----- DATA SECTION

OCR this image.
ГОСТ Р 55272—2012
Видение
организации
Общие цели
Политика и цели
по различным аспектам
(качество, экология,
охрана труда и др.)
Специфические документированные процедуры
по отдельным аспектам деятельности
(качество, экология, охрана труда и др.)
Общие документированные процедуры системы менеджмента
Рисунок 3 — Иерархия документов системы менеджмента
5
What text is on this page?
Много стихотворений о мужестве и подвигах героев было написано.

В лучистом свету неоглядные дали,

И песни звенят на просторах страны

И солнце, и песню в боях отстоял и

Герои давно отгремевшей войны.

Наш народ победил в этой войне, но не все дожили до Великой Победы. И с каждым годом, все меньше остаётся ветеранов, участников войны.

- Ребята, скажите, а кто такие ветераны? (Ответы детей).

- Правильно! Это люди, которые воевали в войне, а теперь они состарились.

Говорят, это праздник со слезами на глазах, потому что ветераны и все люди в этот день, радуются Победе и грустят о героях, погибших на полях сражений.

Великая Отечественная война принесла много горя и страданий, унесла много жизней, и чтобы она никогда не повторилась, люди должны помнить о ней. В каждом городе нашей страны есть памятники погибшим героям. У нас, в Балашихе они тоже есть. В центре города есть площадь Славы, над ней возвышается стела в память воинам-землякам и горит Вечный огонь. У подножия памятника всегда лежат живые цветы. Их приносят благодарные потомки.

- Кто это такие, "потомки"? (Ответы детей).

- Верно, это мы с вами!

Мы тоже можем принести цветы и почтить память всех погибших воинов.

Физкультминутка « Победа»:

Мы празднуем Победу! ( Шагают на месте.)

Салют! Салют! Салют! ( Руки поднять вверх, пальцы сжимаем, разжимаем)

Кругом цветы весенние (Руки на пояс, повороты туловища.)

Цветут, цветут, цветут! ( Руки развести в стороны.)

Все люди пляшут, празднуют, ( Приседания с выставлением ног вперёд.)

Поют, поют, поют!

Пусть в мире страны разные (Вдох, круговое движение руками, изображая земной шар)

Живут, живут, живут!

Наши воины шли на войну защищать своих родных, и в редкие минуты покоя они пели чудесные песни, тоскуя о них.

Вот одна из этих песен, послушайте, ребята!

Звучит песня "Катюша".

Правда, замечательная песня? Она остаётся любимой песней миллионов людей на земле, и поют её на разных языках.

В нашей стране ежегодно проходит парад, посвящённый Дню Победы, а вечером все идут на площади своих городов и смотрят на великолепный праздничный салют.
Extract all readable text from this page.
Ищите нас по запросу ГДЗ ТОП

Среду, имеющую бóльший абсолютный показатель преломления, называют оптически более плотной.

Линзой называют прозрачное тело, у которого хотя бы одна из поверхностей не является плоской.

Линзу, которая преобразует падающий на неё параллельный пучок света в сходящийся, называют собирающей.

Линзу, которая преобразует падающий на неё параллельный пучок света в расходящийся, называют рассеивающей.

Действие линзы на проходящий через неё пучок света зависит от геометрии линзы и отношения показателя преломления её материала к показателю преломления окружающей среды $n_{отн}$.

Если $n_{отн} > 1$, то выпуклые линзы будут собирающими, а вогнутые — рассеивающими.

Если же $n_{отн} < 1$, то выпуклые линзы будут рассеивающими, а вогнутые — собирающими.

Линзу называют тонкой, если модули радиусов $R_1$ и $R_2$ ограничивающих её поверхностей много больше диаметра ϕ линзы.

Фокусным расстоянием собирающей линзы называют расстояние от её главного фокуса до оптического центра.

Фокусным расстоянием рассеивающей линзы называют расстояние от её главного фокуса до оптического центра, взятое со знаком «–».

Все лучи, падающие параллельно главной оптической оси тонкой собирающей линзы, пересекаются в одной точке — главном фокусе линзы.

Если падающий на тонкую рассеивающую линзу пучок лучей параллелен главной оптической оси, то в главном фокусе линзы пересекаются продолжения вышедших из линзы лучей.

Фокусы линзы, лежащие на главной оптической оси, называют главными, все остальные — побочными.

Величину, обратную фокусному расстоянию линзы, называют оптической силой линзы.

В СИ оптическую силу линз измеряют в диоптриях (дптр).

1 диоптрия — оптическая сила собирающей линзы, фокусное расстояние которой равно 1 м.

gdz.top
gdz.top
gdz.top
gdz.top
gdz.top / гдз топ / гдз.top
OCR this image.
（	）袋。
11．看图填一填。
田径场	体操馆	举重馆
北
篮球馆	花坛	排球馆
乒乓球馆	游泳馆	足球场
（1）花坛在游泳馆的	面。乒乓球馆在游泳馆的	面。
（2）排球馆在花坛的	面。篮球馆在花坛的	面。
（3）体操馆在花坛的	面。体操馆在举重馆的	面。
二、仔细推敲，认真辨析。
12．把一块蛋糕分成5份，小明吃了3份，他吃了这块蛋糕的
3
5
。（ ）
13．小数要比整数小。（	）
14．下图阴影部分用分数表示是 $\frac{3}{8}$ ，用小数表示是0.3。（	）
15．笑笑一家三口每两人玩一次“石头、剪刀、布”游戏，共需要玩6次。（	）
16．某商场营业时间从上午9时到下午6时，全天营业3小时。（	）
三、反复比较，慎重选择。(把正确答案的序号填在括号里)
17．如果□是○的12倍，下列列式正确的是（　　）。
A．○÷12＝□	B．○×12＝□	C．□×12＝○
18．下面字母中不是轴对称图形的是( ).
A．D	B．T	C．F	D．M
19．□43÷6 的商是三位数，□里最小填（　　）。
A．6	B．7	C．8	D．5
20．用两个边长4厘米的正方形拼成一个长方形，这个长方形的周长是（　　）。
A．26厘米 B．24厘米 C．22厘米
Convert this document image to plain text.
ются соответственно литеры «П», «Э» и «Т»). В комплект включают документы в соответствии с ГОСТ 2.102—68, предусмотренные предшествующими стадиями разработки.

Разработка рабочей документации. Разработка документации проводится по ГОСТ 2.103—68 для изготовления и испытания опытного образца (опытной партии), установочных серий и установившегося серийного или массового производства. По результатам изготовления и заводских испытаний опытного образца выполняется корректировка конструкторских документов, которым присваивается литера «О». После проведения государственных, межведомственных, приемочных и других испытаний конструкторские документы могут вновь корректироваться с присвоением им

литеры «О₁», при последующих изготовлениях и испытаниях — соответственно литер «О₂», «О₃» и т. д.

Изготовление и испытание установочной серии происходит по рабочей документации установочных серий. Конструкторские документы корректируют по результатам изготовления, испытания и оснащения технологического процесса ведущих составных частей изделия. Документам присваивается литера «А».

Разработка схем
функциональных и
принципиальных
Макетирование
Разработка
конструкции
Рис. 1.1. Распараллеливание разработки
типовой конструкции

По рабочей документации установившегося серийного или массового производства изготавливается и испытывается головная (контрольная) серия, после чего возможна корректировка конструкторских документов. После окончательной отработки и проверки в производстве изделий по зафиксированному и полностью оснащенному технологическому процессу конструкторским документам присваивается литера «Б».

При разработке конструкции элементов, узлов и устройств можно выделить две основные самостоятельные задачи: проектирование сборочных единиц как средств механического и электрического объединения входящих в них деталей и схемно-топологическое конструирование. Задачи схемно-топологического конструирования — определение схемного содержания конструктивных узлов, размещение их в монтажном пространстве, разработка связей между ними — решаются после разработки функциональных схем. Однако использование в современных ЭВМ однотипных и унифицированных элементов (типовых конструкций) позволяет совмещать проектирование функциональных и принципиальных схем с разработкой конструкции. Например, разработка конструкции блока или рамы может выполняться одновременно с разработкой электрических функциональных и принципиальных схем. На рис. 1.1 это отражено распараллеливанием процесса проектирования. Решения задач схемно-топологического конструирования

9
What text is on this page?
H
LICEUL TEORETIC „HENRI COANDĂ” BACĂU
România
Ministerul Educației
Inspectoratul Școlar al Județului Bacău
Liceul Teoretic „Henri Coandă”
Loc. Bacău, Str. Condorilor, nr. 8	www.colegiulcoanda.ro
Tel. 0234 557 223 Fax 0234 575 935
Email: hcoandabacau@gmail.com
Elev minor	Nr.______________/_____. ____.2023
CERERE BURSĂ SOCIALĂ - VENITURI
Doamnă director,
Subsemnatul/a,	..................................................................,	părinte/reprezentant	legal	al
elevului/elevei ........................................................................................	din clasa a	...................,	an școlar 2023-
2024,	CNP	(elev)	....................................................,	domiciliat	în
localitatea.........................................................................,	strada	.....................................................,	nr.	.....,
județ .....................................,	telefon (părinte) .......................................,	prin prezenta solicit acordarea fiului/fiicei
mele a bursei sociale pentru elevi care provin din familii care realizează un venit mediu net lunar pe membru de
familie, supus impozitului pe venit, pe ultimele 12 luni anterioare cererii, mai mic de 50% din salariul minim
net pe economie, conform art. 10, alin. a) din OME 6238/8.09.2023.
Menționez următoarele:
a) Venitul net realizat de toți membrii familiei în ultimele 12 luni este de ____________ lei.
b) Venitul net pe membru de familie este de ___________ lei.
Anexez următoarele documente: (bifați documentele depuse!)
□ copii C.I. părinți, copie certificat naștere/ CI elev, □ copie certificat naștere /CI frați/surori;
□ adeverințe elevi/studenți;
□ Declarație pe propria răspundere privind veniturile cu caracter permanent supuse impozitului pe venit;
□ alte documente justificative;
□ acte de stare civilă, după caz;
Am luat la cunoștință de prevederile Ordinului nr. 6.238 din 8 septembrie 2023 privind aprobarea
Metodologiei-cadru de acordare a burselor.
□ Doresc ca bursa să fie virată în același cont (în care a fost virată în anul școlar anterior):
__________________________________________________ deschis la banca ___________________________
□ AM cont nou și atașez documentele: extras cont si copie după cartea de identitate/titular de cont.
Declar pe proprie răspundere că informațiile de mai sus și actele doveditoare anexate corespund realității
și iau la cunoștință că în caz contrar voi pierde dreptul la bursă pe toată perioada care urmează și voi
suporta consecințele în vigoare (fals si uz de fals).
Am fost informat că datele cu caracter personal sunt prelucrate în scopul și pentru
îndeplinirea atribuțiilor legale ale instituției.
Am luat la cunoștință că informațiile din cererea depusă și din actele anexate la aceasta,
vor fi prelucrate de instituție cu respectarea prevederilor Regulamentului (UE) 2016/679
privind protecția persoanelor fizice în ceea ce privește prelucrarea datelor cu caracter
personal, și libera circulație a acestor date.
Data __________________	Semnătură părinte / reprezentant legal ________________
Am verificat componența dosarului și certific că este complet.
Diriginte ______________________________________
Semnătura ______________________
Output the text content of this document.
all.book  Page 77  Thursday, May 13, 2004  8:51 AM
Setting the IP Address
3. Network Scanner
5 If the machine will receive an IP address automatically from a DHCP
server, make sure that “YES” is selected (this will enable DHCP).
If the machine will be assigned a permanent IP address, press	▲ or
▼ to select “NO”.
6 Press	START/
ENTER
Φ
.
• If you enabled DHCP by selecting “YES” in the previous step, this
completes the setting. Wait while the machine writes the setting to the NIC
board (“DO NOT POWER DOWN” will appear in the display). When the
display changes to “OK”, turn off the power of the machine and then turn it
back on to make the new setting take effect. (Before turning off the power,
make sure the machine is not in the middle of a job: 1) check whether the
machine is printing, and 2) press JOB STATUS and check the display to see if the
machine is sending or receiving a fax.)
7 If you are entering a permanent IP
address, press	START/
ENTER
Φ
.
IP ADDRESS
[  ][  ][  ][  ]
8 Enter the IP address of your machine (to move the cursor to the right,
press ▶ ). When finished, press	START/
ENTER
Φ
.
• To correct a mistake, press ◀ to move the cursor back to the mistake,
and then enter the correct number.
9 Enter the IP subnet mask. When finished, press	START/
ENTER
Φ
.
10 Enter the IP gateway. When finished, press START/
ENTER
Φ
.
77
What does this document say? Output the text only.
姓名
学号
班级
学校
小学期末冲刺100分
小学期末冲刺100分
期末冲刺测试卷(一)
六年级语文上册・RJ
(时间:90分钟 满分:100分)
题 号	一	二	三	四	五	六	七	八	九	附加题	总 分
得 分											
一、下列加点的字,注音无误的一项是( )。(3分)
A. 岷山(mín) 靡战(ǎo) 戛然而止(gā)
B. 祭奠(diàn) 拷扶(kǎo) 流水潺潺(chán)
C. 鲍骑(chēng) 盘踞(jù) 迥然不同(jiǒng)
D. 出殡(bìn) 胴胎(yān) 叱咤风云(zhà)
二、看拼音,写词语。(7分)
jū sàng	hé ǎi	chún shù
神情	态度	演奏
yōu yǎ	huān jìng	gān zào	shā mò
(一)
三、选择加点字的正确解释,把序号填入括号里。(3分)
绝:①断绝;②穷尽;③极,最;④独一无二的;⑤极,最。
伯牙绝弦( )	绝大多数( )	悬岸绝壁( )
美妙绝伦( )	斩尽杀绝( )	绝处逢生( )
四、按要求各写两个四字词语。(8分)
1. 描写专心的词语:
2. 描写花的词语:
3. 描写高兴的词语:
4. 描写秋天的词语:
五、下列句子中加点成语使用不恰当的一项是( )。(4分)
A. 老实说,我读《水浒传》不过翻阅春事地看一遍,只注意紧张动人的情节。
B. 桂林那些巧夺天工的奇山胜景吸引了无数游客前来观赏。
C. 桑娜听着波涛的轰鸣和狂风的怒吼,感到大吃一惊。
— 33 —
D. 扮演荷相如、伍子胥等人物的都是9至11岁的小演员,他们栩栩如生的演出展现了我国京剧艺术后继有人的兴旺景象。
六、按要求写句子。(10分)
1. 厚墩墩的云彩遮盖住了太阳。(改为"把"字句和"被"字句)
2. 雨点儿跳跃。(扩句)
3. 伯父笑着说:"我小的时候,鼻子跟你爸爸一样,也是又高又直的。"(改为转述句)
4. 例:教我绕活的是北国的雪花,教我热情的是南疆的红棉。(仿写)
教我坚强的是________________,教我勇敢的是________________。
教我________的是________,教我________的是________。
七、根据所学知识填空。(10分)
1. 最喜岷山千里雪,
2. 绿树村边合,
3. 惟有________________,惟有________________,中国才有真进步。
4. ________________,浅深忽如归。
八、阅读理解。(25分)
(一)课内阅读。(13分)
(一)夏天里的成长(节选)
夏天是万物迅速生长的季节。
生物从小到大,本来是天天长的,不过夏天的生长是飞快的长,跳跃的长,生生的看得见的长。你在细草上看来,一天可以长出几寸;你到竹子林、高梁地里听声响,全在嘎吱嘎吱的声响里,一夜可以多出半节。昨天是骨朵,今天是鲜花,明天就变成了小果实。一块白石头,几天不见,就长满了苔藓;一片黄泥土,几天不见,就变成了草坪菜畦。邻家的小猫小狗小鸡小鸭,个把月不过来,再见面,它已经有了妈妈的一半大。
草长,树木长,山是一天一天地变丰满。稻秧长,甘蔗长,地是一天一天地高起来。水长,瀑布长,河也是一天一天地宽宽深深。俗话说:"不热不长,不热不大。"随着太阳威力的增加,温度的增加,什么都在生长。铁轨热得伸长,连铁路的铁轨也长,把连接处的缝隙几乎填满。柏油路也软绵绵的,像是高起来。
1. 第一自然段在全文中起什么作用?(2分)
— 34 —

----------

> [WHAT IS NEEDED]
From the entries above, extract every line where the word "результатам" appears.

> [OUTPUT OF THE EXERCISE]
Разработка рабочей документации. Разработка документации проводится по ГОСТ 2.103—68 для изготовления и испытания опытного образца (опытной партии), установочных серий и установившегося серийного или массового производства. По результатам изготовления и заводских испытаний опытного образца выполняется корректировка конструкторских документов, которым присваивается литера «О». После проведения государственных, межведомственных, приемочных и других испытаний конструкторские документы могут вновь корректироваться с присвоением им
Изготовление и испытание установочной серии происходит по рабочей документации установочных серий. Конструкторские документы корректируют по результатам изготовления, испытания и оснащения технологического процесса ведущих составных частей изделия. Документам присваивается литера «А».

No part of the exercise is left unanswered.